### EXERCISE GOAL:
Find each line with the string "relative" and copy it.

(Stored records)
——————————
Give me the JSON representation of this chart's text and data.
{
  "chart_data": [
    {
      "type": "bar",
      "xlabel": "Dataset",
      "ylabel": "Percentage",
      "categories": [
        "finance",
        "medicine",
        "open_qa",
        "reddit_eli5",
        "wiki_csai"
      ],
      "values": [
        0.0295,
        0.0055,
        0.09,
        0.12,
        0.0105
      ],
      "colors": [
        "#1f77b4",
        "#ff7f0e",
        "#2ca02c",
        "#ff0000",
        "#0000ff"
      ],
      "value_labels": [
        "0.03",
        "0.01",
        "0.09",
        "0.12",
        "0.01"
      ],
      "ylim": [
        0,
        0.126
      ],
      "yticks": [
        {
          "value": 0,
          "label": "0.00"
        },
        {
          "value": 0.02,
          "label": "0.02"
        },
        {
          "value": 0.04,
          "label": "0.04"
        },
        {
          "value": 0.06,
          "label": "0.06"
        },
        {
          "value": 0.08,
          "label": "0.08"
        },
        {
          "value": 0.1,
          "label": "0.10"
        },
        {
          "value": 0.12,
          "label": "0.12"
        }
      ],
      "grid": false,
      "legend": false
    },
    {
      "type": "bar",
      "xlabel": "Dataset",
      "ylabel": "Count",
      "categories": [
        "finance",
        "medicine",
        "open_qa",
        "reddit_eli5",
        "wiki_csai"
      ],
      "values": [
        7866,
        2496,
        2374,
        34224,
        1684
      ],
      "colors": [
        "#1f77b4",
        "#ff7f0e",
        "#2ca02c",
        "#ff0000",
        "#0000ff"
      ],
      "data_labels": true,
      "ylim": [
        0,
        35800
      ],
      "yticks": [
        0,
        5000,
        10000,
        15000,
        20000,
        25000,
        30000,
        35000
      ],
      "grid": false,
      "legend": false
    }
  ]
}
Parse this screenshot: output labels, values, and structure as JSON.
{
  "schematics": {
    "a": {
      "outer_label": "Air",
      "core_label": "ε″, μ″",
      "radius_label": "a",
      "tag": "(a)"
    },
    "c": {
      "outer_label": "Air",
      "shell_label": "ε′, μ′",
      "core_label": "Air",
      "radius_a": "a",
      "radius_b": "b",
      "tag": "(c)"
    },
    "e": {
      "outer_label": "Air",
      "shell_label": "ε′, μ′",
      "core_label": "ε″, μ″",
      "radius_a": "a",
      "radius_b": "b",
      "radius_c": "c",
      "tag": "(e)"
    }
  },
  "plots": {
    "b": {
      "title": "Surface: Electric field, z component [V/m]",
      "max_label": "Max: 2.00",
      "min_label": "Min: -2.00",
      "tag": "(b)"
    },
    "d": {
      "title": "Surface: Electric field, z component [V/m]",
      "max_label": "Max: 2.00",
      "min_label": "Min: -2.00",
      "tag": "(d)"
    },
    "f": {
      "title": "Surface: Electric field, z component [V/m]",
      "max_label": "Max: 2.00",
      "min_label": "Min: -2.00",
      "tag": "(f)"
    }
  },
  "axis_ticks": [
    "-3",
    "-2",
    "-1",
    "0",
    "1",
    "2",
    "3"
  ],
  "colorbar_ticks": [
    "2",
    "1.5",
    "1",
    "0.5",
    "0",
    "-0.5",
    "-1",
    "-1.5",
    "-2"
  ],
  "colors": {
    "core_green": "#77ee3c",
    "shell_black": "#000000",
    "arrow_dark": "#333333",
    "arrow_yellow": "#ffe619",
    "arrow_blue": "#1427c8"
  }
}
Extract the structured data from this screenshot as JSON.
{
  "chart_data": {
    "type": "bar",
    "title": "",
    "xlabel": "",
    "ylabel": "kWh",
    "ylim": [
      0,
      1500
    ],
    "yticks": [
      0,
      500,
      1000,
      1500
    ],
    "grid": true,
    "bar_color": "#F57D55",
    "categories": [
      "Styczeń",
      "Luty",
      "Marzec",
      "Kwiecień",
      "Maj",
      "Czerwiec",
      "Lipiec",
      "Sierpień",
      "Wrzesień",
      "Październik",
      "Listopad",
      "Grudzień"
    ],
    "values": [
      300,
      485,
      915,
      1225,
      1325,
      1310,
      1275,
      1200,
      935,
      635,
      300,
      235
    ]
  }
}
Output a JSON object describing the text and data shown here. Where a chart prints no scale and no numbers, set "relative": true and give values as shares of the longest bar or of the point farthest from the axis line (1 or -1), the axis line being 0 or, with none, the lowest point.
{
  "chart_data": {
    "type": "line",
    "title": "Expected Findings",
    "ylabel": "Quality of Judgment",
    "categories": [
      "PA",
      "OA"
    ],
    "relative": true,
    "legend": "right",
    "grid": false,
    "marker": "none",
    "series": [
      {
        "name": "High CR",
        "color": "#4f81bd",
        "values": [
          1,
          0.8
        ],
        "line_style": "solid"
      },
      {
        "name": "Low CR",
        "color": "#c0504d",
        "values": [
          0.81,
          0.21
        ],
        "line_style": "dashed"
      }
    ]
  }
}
——————————
### SOLUTION:
Output a JSON object describing the text and data shown here. Where a chart prints no scale and no numbers, set "relative": true and give values as shares of the longest bar or of the point farthest from the axis line (1 or -1), the axis line being 0 or, with none, the lowest point.
    "relative": true,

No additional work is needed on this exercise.